--- Start of Source records ---

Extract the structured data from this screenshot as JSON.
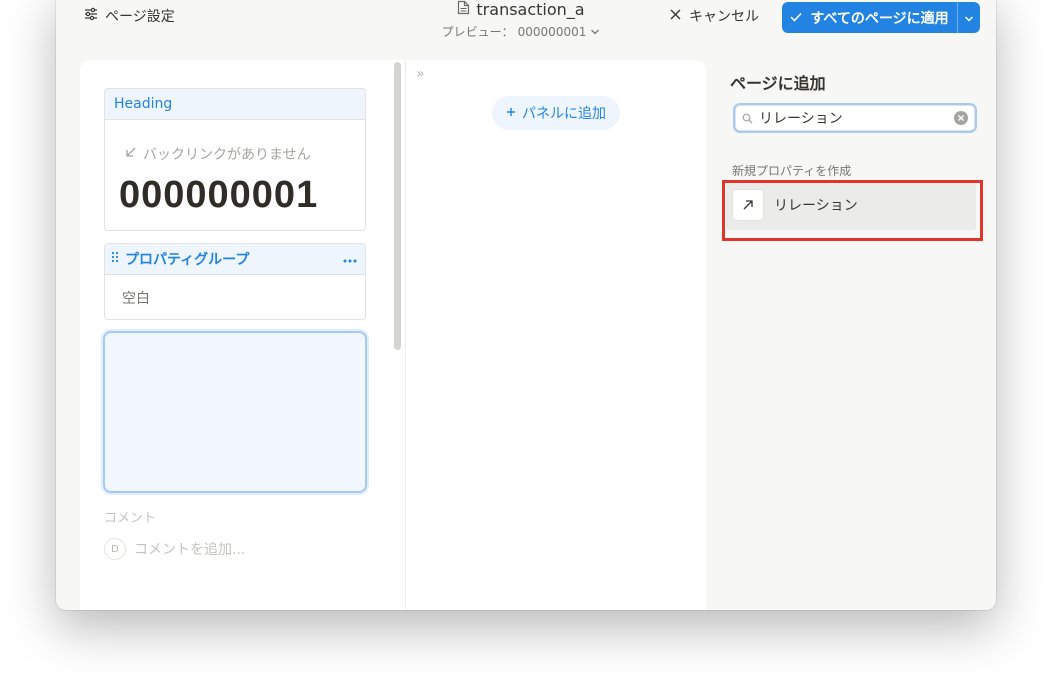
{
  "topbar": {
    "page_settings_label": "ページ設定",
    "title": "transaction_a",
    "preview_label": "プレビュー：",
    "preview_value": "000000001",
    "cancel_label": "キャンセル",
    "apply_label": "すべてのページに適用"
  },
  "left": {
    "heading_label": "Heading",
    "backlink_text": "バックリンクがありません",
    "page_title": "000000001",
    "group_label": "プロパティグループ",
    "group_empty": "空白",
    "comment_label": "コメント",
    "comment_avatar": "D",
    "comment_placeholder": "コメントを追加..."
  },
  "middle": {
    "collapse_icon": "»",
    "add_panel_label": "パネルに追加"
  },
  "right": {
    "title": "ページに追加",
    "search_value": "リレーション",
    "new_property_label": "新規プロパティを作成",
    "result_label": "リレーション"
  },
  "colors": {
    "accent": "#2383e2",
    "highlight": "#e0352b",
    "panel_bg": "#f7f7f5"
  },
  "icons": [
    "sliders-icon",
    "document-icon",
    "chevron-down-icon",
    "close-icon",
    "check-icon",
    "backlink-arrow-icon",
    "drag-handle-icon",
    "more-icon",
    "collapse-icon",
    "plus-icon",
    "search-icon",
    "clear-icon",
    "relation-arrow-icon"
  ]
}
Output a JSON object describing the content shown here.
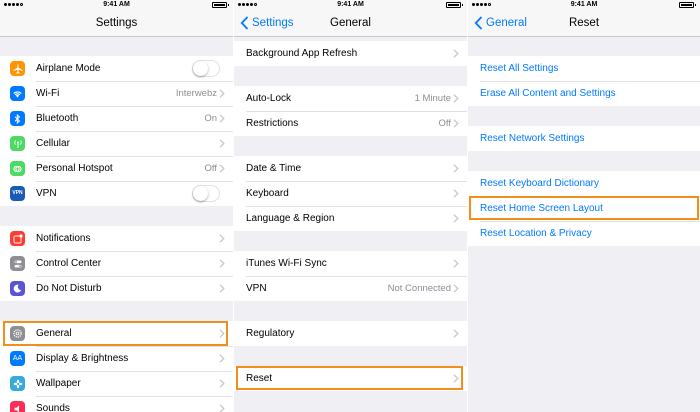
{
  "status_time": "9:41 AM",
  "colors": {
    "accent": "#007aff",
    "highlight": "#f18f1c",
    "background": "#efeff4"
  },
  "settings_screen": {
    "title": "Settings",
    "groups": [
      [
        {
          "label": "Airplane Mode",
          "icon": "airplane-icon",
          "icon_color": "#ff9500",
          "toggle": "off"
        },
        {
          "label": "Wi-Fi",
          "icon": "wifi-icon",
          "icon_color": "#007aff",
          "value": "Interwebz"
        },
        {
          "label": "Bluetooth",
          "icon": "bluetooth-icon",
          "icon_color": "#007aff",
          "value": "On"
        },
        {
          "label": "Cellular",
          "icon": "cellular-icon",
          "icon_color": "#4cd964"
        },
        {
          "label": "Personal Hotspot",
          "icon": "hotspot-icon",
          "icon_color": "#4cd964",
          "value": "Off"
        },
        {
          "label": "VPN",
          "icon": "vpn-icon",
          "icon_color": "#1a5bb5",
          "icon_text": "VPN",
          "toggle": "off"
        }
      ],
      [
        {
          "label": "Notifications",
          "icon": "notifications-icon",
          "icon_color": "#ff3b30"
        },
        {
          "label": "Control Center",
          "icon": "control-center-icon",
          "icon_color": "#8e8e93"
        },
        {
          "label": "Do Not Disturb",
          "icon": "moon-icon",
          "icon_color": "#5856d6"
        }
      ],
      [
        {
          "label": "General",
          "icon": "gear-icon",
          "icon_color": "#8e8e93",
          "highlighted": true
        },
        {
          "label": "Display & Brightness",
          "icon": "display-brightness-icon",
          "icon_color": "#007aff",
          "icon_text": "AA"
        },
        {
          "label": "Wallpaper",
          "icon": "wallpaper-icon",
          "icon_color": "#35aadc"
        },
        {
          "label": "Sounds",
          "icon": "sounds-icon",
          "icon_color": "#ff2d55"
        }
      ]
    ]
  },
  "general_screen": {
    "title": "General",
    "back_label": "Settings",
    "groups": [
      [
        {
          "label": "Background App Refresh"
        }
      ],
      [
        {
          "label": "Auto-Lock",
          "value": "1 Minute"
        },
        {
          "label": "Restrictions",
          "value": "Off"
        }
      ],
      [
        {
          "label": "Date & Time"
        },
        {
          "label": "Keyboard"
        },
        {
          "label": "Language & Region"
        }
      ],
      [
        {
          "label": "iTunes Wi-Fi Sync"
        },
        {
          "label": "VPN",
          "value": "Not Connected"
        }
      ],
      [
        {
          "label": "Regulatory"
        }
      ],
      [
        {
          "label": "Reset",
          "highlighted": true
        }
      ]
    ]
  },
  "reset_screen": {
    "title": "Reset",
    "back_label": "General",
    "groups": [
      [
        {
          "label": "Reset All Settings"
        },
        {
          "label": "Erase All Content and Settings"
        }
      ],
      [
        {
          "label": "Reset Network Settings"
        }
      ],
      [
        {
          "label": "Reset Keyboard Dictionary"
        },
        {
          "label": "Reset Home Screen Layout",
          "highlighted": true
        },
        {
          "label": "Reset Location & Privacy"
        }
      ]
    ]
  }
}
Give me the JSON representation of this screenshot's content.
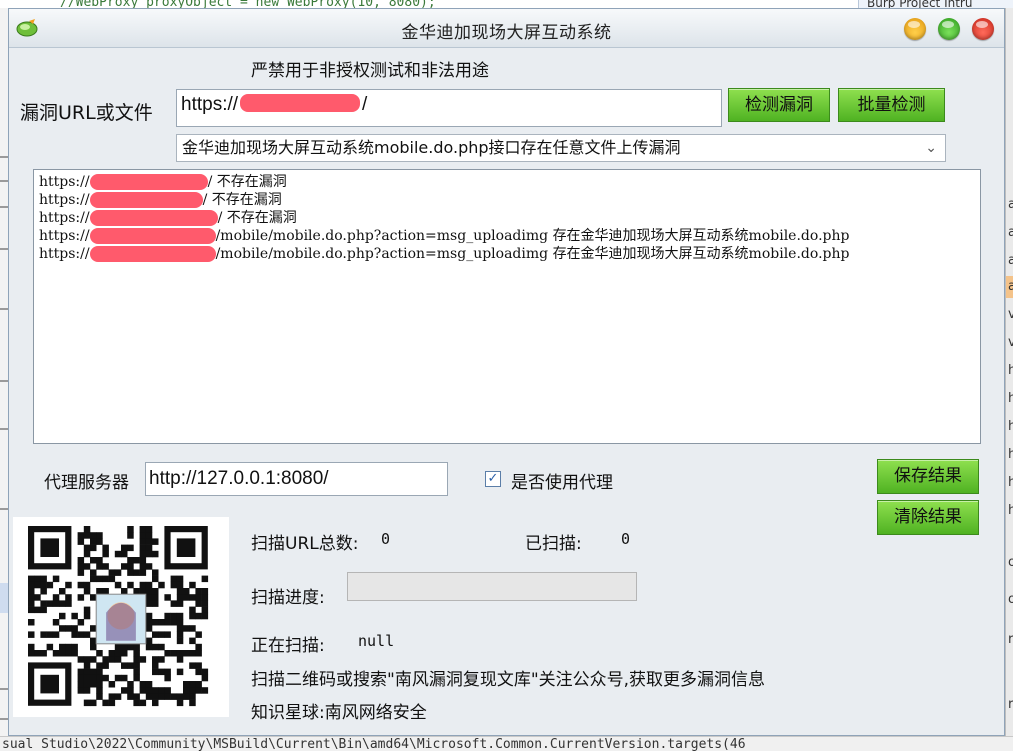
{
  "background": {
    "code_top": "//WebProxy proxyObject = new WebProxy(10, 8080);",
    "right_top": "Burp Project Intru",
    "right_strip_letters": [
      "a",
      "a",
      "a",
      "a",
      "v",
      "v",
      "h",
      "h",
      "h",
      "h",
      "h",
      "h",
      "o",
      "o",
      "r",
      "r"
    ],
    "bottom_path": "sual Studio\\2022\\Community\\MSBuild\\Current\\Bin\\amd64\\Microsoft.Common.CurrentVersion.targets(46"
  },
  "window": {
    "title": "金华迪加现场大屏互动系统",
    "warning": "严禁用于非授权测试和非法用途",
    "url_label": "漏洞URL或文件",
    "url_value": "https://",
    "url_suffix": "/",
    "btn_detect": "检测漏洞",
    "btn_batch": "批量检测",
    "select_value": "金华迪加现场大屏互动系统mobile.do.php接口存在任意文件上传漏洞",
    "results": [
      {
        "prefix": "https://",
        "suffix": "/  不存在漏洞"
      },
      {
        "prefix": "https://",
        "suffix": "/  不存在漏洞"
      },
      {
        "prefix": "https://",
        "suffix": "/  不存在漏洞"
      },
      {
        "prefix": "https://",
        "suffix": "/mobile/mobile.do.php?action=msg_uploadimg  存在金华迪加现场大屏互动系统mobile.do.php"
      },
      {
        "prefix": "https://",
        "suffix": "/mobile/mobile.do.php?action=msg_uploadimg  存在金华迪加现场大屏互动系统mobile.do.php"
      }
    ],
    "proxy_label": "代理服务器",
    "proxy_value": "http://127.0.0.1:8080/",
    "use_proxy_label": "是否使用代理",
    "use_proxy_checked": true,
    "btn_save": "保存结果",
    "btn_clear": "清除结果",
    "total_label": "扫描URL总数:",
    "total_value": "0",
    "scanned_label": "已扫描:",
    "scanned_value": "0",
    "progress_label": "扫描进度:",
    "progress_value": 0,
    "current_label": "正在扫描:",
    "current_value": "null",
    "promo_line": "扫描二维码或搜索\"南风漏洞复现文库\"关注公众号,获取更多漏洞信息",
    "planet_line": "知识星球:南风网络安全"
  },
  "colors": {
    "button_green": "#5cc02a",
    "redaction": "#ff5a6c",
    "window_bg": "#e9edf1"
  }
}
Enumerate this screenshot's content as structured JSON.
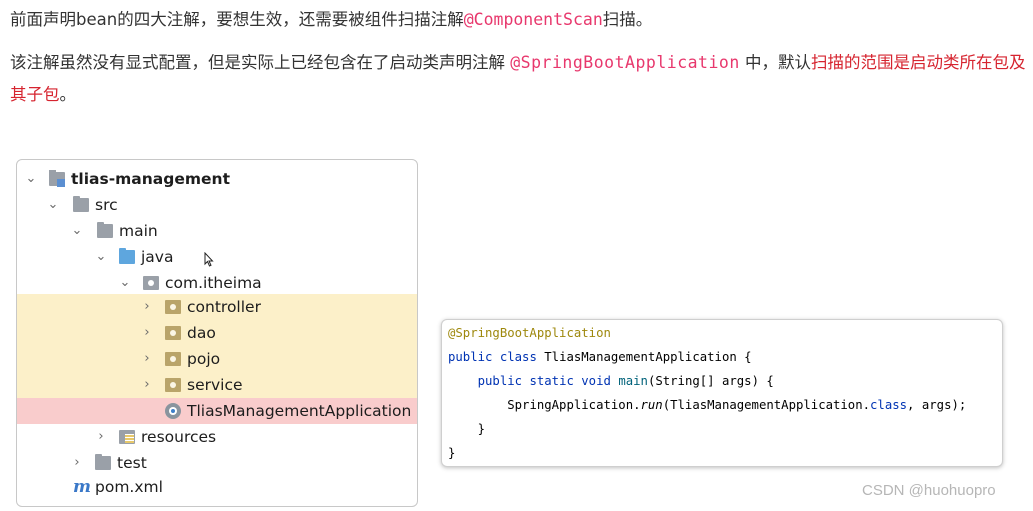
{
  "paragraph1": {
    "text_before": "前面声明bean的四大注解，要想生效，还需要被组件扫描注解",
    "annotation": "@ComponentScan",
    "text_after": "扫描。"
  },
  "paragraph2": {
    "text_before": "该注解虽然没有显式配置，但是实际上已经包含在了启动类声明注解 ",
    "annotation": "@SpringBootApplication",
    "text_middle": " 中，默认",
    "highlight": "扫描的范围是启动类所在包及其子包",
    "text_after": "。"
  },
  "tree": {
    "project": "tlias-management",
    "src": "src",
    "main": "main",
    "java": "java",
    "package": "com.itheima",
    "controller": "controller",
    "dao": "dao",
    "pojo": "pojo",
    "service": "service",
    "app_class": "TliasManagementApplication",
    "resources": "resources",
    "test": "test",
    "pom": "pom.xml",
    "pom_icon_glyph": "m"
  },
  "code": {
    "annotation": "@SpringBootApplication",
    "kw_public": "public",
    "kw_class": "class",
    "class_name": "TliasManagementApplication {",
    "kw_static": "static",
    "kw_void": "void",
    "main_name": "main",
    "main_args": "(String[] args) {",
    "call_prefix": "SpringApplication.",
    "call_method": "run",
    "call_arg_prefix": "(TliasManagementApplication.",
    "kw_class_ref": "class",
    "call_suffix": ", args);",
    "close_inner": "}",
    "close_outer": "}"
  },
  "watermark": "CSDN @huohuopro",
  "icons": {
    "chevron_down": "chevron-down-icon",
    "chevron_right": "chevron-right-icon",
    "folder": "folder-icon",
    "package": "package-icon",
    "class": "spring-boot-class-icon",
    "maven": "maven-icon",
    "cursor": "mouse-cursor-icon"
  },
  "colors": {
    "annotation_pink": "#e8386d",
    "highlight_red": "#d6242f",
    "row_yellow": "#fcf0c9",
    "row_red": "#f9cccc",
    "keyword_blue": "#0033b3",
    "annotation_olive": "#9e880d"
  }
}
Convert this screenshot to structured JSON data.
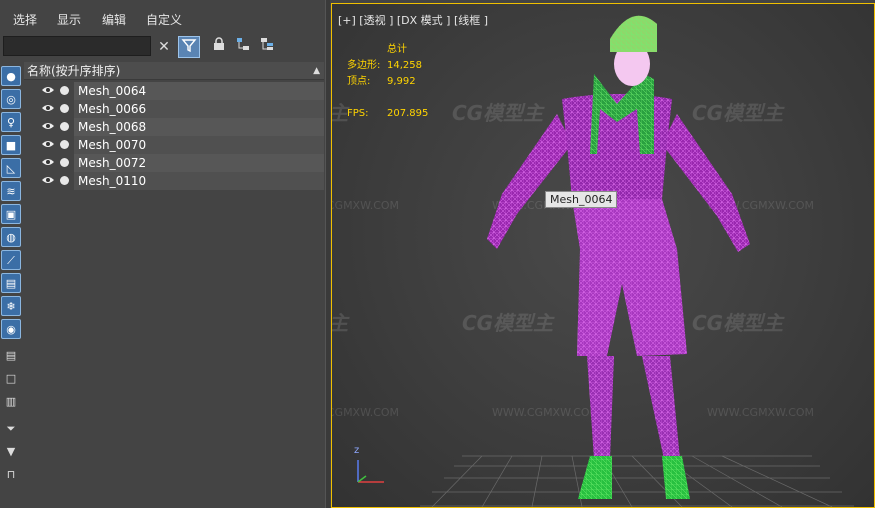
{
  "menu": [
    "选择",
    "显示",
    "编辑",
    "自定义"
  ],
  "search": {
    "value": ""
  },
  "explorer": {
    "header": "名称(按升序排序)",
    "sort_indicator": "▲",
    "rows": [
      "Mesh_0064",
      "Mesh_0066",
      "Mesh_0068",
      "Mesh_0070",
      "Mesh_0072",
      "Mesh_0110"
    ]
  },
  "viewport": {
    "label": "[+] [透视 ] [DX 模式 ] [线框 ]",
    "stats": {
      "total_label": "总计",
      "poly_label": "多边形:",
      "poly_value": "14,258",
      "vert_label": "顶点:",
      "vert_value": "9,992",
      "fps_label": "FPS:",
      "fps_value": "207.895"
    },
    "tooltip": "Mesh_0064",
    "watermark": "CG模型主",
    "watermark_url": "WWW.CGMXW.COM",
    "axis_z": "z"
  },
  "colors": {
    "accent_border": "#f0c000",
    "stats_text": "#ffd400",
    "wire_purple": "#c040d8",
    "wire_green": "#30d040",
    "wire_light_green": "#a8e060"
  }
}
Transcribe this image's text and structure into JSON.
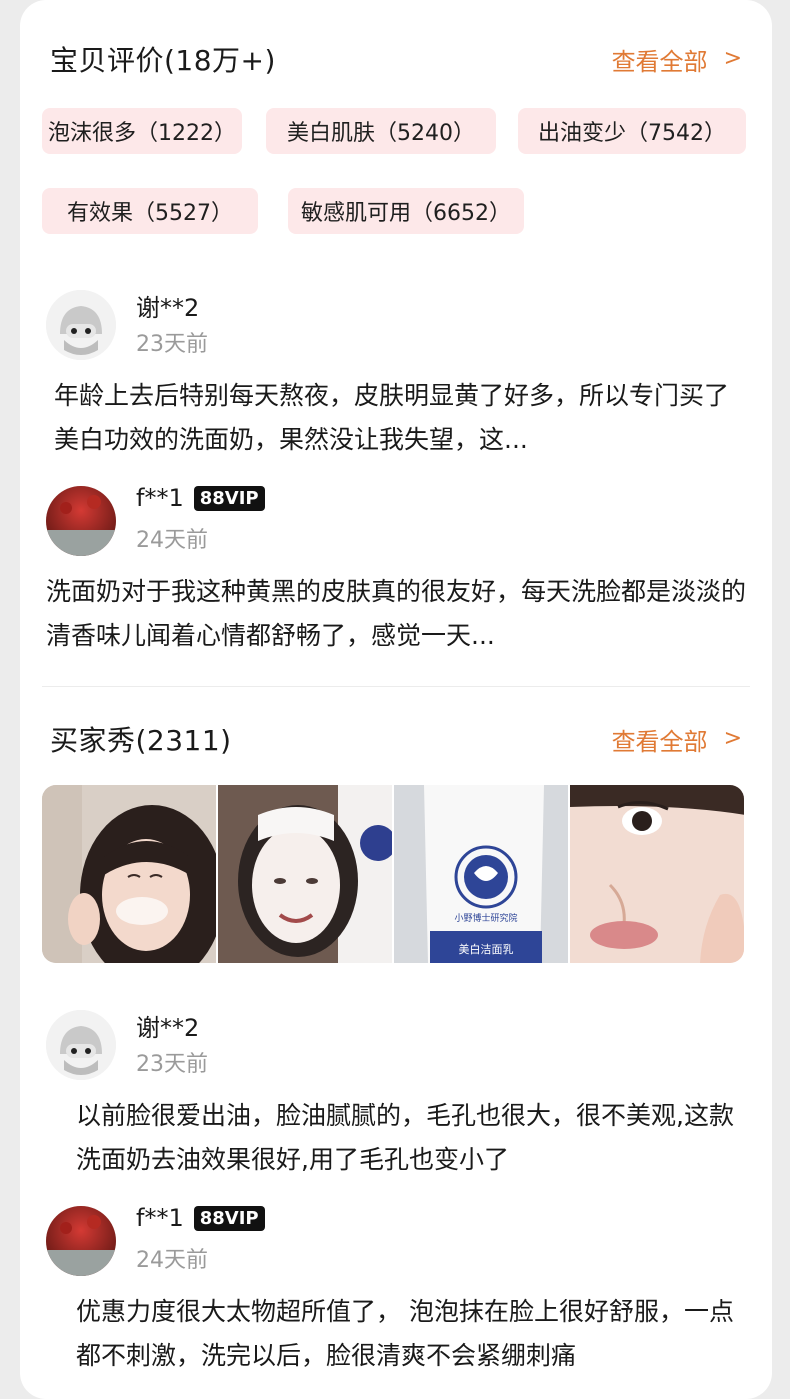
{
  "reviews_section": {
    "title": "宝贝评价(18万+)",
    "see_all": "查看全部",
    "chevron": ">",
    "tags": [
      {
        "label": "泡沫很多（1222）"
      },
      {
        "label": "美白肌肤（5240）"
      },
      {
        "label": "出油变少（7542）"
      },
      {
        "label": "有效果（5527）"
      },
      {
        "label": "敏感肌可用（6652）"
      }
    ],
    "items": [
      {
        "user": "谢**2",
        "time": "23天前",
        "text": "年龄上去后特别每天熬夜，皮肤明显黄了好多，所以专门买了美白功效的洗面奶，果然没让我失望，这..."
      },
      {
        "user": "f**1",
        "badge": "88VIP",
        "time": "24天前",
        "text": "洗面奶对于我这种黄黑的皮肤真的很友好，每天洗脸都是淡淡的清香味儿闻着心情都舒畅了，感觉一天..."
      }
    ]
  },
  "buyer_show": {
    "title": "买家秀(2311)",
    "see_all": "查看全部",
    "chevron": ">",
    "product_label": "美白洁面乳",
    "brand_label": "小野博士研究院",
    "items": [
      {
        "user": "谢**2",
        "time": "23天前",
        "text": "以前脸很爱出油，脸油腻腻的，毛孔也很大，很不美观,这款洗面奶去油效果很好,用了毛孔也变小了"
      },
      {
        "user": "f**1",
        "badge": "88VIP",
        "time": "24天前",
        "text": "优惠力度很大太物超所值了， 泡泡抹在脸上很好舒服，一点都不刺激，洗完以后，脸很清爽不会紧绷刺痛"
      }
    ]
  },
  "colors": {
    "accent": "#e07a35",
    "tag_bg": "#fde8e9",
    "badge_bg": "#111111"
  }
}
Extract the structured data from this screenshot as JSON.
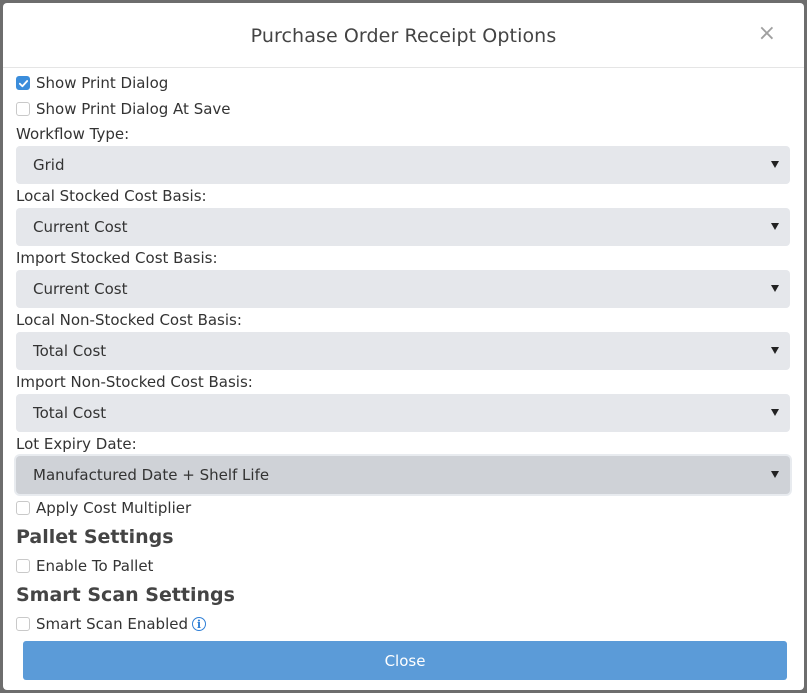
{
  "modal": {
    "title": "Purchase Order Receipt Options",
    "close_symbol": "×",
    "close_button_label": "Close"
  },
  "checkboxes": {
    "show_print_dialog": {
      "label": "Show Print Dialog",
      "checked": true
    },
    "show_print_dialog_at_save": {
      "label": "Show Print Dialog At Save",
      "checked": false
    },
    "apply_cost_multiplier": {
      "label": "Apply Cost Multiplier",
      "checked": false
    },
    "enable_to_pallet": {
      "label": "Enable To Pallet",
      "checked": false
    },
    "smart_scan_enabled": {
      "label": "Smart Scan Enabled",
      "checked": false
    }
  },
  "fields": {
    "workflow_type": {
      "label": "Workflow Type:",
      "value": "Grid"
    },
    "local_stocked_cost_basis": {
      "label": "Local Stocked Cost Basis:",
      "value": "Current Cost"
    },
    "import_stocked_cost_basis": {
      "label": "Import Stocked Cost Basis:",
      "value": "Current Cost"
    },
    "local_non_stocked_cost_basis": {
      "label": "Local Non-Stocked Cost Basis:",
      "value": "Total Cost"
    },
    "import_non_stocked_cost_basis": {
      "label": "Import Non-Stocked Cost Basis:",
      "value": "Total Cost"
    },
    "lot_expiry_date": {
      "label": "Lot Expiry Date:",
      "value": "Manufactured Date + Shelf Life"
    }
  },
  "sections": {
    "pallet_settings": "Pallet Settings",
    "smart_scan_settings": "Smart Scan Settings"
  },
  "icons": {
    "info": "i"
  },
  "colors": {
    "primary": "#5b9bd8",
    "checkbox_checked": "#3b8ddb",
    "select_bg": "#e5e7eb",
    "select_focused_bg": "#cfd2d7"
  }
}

--- End of Source records ---

*Exercise*:
Look through the data and gather every line with the string "JSON" in it.

*Task response*:
Extract the structured data from this screenshot as JSON.
Output a JSON object describing the content shown here.
Give me the JSON representation of this screenshot's content.
Enumerate this screenshot's content as structured JSON.
Convert this screenshot to structured JSON data.
Transcribe this image's text and structure into JSON.
Extract the structured data from this screenshot as JSON.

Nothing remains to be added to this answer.